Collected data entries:
****************

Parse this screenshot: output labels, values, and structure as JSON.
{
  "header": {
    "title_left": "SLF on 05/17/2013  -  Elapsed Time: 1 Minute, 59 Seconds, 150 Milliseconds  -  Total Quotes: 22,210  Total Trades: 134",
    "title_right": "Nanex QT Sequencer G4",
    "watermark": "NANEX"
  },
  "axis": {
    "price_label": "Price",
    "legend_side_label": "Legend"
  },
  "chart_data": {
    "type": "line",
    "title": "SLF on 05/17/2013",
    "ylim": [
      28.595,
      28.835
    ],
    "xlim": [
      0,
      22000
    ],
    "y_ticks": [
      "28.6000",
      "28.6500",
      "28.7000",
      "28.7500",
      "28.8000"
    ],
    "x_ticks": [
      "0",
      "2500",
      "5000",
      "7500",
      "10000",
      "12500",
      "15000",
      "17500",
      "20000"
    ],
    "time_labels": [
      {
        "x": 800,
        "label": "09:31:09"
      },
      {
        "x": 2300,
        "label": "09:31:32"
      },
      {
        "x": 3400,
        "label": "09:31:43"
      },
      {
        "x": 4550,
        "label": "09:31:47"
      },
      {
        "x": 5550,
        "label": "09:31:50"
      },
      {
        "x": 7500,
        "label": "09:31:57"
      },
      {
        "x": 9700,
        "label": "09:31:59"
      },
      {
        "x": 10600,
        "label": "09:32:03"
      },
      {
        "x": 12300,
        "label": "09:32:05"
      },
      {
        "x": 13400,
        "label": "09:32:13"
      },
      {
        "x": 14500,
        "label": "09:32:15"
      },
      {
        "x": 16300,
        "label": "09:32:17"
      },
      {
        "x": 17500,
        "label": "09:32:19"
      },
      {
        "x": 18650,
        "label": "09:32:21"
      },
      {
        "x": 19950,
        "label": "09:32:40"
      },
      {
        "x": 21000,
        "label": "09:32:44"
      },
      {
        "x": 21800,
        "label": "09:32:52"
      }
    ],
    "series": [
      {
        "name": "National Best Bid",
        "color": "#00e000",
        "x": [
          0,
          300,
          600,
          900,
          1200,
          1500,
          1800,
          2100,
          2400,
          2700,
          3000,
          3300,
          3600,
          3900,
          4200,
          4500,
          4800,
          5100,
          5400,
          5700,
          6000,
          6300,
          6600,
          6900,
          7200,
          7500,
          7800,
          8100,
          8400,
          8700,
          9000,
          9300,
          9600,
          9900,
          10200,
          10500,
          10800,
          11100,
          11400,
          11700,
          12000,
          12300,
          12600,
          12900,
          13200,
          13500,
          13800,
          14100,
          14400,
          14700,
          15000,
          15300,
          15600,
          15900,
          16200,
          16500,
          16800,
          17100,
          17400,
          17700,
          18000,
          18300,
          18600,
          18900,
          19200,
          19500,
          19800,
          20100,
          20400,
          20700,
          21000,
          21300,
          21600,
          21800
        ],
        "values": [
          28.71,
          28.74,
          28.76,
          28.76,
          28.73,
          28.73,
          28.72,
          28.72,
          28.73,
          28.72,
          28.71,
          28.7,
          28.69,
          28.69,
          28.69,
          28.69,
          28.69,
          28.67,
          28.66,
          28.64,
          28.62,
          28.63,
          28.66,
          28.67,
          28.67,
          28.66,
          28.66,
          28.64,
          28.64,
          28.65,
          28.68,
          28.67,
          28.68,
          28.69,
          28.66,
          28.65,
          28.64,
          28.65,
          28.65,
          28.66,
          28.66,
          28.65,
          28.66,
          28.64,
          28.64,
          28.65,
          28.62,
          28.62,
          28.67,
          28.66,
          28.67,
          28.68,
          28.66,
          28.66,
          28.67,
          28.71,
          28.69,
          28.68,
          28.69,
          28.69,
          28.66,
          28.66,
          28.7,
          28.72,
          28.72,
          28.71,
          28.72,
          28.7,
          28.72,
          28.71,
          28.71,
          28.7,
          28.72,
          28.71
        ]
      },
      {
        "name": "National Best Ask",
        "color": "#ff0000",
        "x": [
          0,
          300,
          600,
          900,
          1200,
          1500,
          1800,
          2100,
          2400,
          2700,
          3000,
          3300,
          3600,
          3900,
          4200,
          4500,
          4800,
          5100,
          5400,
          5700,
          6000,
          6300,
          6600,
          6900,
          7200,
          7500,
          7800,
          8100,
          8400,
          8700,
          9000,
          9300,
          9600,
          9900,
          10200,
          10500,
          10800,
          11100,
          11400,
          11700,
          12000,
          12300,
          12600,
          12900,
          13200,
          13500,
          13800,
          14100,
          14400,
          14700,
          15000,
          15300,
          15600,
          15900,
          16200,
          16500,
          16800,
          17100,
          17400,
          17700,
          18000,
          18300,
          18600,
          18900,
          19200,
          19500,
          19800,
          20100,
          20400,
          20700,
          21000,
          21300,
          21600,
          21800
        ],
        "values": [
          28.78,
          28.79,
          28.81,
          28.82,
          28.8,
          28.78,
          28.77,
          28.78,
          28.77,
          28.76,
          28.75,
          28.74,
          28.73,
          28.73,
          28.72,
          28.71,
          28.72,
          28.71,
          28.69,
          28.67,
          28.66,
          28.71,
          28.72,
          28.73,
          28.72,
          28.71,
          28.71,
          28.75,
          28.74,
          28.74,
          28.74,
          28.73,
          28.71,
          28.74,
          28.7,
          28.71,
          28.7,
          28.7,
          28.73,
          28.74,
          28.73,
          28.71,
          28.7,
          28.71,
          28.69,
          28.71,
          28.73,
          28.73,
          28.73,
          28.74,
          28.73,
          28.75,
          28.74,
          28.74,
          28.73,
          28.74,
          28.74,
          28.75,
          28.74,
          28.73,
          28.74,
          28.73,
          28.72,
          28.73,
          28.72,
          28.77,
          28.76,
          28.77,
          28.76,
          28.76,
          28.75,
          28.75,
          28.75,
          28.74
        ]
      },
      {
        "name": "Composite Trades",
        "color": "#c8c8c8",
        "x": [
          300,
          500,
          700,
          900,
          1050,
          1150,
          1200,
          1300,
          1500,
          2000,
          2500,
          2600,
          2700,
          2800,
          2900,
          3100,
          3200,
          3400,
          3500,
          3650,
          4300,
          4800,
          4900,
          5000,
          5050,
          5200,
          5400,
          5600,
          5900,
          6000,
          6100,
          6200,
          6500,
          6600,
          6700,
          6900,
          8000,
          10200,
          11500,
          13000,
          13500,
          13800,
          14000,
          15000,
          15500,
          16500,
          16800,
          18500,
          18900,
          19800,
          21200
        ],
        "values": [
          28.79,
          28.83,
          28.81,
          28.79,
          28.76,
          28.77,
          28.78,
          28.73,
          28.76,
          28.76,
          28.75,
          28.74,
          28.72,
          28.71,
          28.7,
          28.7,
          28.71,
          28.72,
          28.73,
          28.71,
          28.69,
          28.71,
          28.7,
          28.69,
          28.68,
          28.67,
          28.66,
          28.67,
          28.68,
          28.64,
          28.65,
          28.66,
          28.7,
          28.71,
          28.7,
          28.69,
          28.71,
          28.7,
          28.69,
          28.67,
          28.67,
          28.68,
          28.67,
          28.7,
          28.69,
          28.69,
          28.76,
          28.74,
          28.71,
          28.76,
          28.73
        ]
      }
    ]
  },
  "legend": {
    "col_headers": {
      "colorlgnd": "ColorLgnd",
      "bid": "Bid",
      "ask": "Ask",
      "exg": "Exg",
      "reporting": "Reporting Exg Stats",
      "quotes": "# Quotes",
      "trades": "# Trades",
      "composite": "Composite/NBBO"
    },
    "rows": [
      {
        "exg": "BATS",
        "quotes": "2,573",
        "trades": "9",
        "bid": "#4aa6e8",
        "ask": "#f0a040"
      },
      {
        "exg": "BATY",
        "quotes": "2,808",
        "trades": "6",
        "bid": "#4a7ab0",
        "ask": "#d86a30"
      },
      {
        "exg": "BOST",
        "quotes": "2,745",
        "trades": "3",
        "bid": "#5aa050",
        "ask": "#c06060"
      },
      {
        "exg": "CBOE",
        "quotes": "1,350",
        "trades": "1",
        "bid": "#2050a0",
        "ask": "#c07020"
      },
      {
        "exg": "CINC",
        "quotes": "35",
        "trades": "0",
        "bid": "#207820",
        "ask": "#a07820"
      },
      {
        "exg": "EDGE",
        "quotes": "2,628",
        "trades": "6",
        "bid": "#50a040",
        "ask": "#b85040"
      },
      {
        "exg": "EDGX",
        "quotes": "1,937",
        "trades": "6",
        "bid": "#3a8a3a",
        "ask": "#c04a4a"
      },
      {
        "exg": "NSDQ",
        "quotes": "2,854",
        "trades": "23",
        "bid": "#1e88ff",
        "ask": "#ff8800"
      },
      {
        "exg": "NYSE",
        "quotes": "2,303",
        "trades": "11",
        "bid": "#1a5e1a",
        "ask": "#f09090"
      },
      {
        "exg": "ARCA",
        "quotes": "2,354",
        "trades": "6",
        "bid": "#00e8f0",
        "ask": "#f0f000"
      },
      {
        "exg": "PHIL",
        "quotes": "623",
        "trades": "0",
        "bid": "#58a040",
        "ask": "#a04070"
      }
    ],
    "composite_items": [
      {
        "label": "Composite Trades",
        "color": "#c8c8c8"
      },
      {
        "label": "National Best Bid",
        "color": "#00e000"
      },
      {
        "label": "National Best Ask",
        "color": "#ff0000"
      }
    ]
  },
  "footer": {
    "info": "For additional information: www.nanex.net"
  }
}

****************

Direction: Make a list of all lines in the data that contain "Best".

The response:
        "name": "National Best Bid",
        "name": "National Best Ask",
        "label": "National Best Bid",
        "label": "National Best Ask",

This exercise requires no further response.